** START **

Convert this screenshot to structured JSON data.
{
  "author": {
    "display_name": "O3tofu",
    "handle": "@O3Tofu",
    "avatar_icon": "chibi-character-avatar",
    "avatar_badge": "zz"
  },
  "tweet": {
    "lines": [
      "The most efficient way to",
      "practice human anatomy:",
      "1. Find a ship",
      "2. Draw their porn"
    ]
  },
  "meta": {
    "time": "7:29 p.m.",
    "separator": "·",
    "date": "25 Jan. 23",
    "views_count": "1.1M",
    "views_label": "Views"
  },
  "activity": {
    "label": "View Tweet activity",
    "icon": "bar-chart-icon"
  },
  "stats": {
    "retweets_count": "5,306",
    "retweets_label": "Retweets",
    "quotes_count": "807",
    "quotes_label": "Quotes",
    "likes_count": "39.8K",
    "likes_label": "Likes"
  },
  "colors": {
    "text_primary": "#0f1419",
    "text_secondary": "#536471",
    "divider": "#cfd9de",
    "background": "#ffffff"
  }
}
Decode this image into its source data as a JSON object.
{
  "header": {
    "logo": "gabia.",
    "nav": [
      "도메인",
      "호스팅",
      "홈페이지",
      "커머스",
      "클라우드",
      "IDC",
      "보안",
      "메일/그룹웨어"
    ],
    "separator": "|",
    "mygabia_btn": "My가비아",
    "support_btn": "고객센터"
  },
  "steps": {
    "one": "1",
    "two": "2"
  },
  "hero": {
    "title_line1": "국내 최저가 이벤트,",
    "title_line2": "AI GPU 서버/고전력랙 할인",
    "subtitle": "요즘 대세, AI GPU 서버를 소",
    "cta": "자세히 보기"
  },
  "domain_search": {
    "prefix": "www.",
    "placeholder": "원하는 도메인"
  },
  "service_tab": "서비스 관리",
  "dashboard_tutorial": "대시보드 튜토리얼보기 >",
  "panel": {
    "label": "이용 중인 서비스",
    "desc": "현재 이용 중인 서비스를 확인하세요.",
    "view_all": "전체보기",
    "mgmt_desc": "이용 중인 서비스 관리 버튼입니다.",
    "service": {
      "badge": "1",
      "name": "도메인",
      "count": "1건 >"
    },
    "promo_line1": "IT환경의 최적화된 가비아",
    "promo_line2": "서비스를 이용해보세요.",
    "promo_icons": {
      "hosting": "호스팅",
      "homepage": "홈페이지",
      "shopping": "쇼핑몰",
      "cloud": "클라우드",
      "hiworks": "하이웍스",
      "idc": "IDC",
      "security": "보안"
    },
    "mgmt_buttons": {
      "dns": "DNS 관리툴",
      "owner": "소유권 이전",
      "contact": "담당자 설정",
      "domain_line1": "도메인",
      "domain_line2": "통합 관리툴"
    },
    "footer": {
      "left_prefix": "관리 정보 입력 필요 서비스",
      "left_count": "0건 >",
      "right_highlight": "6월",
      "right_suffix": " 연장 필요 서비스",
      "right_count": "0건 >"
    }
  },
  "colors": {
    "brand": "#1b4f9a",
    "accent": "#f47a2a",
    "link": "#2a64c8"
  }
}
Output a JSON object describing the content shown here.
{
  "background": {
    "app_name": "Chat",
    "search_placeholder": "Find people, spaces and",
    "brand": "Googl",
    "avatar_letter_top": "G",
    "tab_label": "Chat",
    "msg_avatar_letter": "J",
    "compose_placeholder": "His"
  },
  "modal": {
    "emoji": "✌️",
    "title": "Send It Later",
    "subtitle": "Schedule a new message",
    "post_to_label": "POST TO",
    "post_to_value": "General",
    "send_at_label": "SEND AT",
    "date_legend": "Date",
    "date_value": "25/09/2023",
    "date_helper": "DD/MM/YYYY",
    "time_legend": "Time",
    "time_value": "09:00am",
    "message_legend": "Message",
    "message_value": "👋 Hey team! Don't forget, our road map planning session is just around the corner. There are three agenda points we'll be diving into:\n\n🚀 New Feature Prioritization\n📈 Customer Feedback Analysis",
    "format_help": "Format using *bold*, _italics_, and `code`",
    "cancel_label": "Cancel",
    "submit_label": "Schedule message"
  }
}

** END **

Aim: Would you reproduce the material above in full, exactly as given?

Expected answer:
Convert this screenshot to structured JSON data.
{
  "author": {
    "display_name": "O3tofu",
    "handle": "@O3Tofu",
    "avatar_icon": "chibi-character-avatar",
    "avatar_badge": "zz"
  },
  "tweet": {
    "lines": [
      "The most efficient way to",
      "practice human anatomy:",
      "1. Find a ship",
      "2. Draw their porn"
    ]
  },
  "meta": {
    "time": "7:29 p.m.",
    "separator": "·",
    "date": "25 Jan. 23",
    "views_count": "1.1M",
    "views_label": "Views"
  },
  "activity": {
    "label": "View Tweet activity",
    "icon": "bar-chart-icon"
  },
  "stats": {
    "retweets_count": "5,306",
    "retweets_label": "Retweets",
    "quotes_count": "807",
    "quotes_label": "Quotes",
    "likes_count": "39.8K",
    "likes_label": "Likes"
  },
  "colors": {
    "text_primary": "#0f1419",
    "text_secondary": "#536471",
    "divider": "#cfd9de",
    "background": "#ffffff"
  }
}
Decode this image into its source data as a JSON object.
{
  "header": {
    "logo": "gabia.",
    "nav": [
      "도메인",
      "호스팅",
      "홈페이지",
      "커머스",
      "클라우드",
      "IDC",
      "보안",
      "메일/그룹웨어"
    ],
    "separator": "|",
    "mygabia_btn": "My가비아",
    "support_btn": "고객센터"
  },
  "steps": {
    "one": "1",
    "two": "2"
  },
  "hero": {
    "title_line1": "국내 최저가 이벤트,",
    "title_line2": "AI GPU 서버/고전력랙 할인",
    "subtitle": "요즘 대세, AI GPU 서버를 소",
    "cta": "자세히 보기"
  },
  "domain_search": {
    "prefix": "www.",
    "placeholder": "원하는 도메인"
  },
  "service_tab": "서비스 관리",
  "dashboard_tutorial": "대시보드 튜토리얼보기 >",
  "panel": {
    "label": "이용 중인 서비스",
    "desc": "현재 이용 중인 서비스를 확인하세요.",
    "view_all": "전체보기",
    "mgmt_desc": "이용 중인 서비스 관리 버튼입니다.",
    "service": {
      "badge": "1",
      "name": "도메인",
      "count": "1건 >"
    },
    "promo_line1": "IT환경의 최적화된 가비아",
    "promo_line2": "서비스를 이용해보세요.",
    "promo_icons": {
      "hosting": "호스팅",
      "homepage": "홈페이지",
      "shopping": "쇼핑몰",
      "cloud": "클라우드",
      "hiworks": "하이웍스",
      "idc": "IDC",
      "security": "보안"
    },
    "mgmt_buttons": {
      "dns": "DNS 관리툴",
      "owner": "소유권 이전",
      "contact": "담당자 설정",
      "domain_line1": "도메인",
      "domain_line2": "통합 관리툴"
    },
    "footer": {
      "left_prefix": "관리 정보 입력 필요 서비스",
      "left_count": "0건 >",
      "right_highlight": "6월",
      "right_suffix": " 연장 필요 서비스",
      "right_count": "0건 >"
    }
  },
  "colors": {
    "brand": "#1b4f9a",
    "accent": "#f47a2a",
    "link": "#2a64c8"
  }
}
Output a JSON object describing the content shown here.
{
  "background": {
    "app_name": "Chat",
    "search_placeholder": "Find people, spaces and",
    "brand": "Googl",
    "avatar_letter_top": "G",
    "tab_label": "Chat",
    "msg_avatar_letter": "J",
    "compose_placeholder": "His"
  },
  "modal": {
    "emoji": "✌️",
    "title": "Send It Later",
    "subtitle": "Schedule a new message",
    "post_to_label": "POST TO",
    "post_to_value": "General",
    "send_at_label": "SEND AT",
    "date_legend": "Date",
    "date_value": "25/09/2023",
    "date_helper": "DD/MM/YYYY",
    "time_legend": "Time",
    "time_value": "09:00am",
    "message_legend": "Message",
    "message_value": "👋 Hey team! Don't forget, our road map planning session is just around the corner. There are three agenda points we'll be diving into:\n\n🚀 New Feature Prioritization\n📈 Customer Feedback Analysis",
    "format_help": "Format using *bold*, _italics_, and `code`",
    "cancel_label": "Cancel",
    "submit_label": "Schedule message"
  }
}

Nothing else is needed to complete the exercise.